## Source document
________________
My reading is that they wanted to track the individual “scoped services” contained within those “scopes” in order to delegate some calls to them whenever the containing scope changes its lifecycle state. Dagger components don’t have APIs which could support this requirement.

As I said earlier, the team wanted to introduce their own custom lifecycles. These lifecycles are implemented using “runtime scopes” which correspond to specific business runtime states of the application (e.g. “logged out scope”). You can implement custom lifecycles using Dagger components too, but Hilt made it somewhat more challenging.

On the topic of “runtime scopes”, my long-term conviction is that it’s an anti-pattern. Dependency injection should be about resolution of object graphs and it should be decoupled from application’s business logic. Therefore, jumping through hoops to tie “scopes” to business flows inside the app is a bad idea. Sure, given enough time, you can couple your DI infrastructure to the business flows, but the fact that you can do something doesn’t mean that you should. I saw this anti-pattern in multiple codebases and it always leads to complex, tricky and brittle code. In most cases, this anti-pattern can be replaced with several relatively simple objects. No need to hack with dependency injection, which is already complex enough on its own.

For instance, this is an example of a new “scoped service”:

@SingleIn(AppScope::class)
@ContributesMultibindingScoped(AppScope::class)
class QeCommandReceiver @Inject constructor(
    private val application: Application,
) : BroadcastReceiver(), Scoped {

    override fun onEnterScope(scope: Scope) {
        application.registerReceiver(this, IntentFilter("..."))
    }

    override fun onExitScope() {
        application.unregisterReceiver(this)
    }

    override fun onReceive(context: Context, intent: Intent) {
        when (intent.getStringExtra("cmd")) {
                ...
        }
    }
}

Note how this class implements Scoped interface and is annotated with ContributesMultibindingScoped annotation. This is a new custom annotation which enables some custom magic that automatically registers this object to receive Scoped callbacks.

Now consider this alternative implementation, which doesn’t require any custom “scope”, new annotations, multibindings, etc.:

@Singleton
class QeCommandReceiverImpl @Inject constructor(
    private val application: Application,
    private val initController: InitializationController,
) : BroadcastReceiver(), QeCommandReceiver, Initializable {

    init {
        initController.registerListener(this)
________________
## Collection entries
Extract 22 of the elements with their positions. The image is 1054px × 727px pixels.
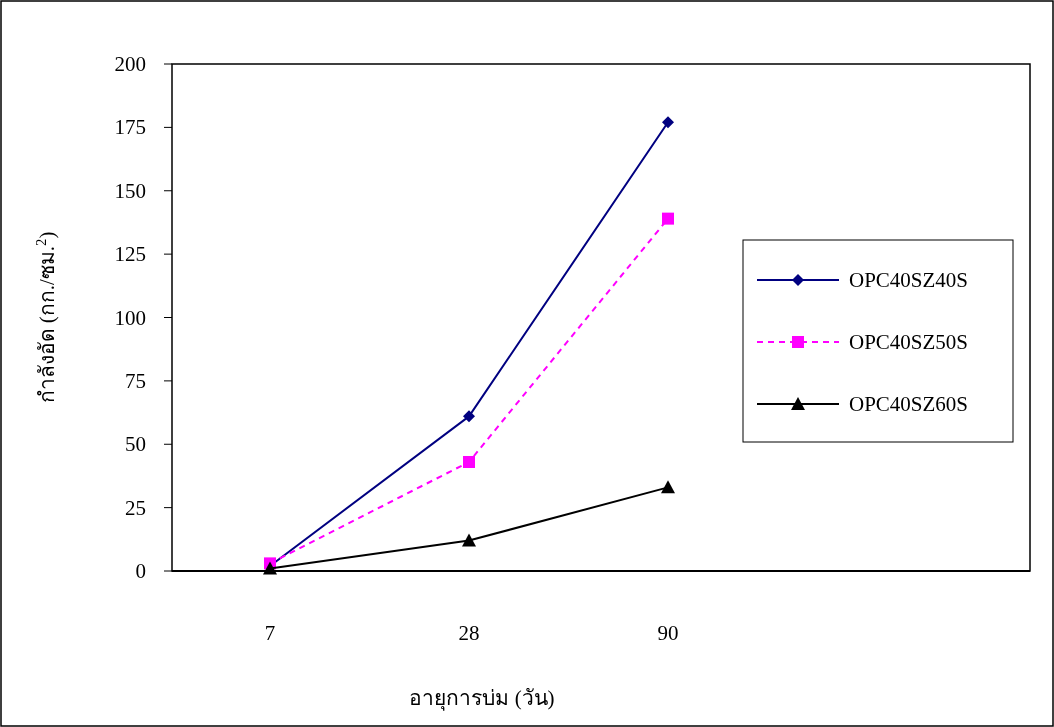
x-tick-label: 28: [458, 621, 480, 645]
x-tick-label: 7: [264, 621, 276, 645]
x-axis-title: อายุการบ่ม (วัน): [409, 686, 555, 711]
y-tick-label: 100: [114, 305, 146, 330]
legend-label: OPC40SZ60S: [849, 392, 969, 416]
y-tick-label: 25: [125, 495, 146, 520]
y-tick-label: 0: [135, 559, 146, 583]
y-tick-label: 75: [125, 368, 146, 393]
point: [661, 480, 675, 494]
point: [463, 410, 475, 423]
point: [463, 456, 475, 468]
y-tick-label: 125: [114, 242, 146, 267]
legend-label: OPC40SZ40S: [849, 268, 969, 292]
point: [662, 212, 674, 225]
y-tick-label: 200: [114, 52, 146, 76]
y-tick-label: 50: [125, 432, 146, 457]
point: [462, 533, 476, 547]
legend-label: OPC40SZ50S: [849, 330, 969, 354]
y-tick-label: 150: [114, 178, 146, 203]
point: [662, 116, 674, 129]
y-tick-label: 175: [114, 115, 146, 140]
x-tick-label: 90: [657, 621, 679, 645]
________________
## Short task
Please continue the discussion of Dagger runtime scopes, picking up right after its final line of code.

## Written answer
    }

    override fun onInitialized() {
        application.registerReceiver(this, IntentFilter("..."))
    }

    override fun onDeinitialized() {
        application.unregisterReceiver(this)
    }

    override fun onReceive(context: Context, intent: Intent) {
        when (intent.getStringExtra("cmd")) {
                ...
        }
    }
}

In this scenario, InitializationController would basically contain the same logic that the new custom “scope” uses to handle its own lifecycle and notifications.

As you might’ve noticed, I changed this class a bit such that it implements QeCommandReceiver interface. I did that to emphasize that this implementation also resolves the problem of “leaking” the initialization aspect into interface’s API. The interface doesn’t know about either InitializationController or Initializable, so these are implementation details, just like the team wanted. In fact, this implementation is better in this context because it allows you to hide the “initializable” aspect even if you don’t use interfaces. Just add an inner private class that implements Initializable and register it, instead of the parent object. As far as I can tell, you can’t do that if you use the manually created ContributesMultibindingScoped annotation.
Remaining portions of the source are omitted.